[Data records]
=====

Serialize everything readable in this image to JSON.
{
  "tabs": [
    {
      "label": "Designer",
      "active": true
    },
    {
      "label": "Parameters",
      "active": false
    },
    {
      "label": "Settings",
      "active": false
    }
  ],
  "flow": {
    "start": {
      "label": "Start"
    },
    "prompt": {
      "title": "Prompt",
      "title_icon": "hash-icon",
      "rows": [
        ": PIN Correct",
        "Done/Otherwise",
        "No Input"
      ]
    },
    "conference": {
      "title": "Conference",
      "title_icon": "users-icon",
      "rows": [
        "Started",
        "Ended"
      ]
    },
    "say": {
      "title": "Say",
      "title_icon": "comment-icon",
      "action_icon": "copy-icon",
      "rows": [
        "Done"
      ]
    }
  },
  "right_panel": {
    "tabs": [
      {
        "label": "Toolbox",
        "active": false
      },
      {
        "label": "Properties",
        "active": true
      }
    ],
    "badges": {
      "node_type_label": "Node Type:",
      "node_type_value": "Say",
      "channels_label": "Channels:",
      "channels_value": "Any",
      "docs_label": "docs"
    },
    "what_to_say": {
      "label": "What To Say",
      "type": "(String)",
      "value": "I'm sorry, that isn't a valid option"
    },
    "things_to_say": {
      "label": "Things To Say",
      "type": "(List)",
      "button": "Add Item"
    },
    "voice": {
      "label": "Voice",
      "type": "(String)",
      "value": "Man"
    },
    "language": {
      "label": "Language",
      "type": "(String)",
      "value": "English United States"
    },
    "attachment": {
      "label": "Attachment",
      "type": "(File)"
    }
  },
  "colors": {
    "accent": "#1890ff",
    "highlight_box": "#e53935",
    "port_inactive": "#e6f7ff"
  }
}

=====

→ TASK STATEMENT
Write out the full listing exactly as given.

→ IN RESPONSE
Serialize everything readable in this image to JSON.
{
  "tabs": [
    {
      "label": "Designer",
      "active": true
    },
    {
      "label": "Parameters",
      "active": false
    },
    {
      "label": "Settings",
      "active": false
    }
  ],
  "flow": {
    "start": {
      "label": "Start"
    },
    "prompt": {
      "title": "Prompt",
      "title_icon": "hash-icon",
      "rows": [
        ": PIN Correct",
        "Done/Otherwise",
        "No Input"
      ]
    },
    "conference": {
      "title": "Conference",
      "title_icon": "users-icon",
      "rows": [
        "Started",
        "Ended"
      ]
    },
    "say": {
      "title": "Say",
      "title_icon": "comment-icon",
      "action_icon": "copy-icon",
      "rows": [
        "Done"
      ]
    }
  },
  "right_panel": {
    "tabs": [
      {
        "label": "Toolbox",
        "active": false
      },
      {
        "label": "Properties",
        "active": true
      }
    ],
    "badges": {
      "node_type_label": "Node Type:",
      "node_type_value": "Say",
      "channels_label": "Channels:",
      "channels_value": "Any",
      "docs_label": "docs"
    },
    "what_to_say": {
      "label": "What To Say",
      "type": "(String)",
      "value": "I'm sorry, that isn't a valid option"
    },
    "things_to_say": {
      "label": "Things To Say",
      "type": "(List)",
      "button": "Add Item"
    },
    "voice": {
      "label": "Voice",
      "type": "(String)",
      "value": "Man"
    },
    "language": {
      "label": "Language",
      "type": "(String)",
      "value": "English United States"
    },
    "attachment": {
      "label": "Attachment",
      "type": "(File)"
    }
  },
  "colors": {
    "accent": "#1890ff",
    "highlight_box": "#e53935",
    "port_inactive": "#e6f7ff"
  }
}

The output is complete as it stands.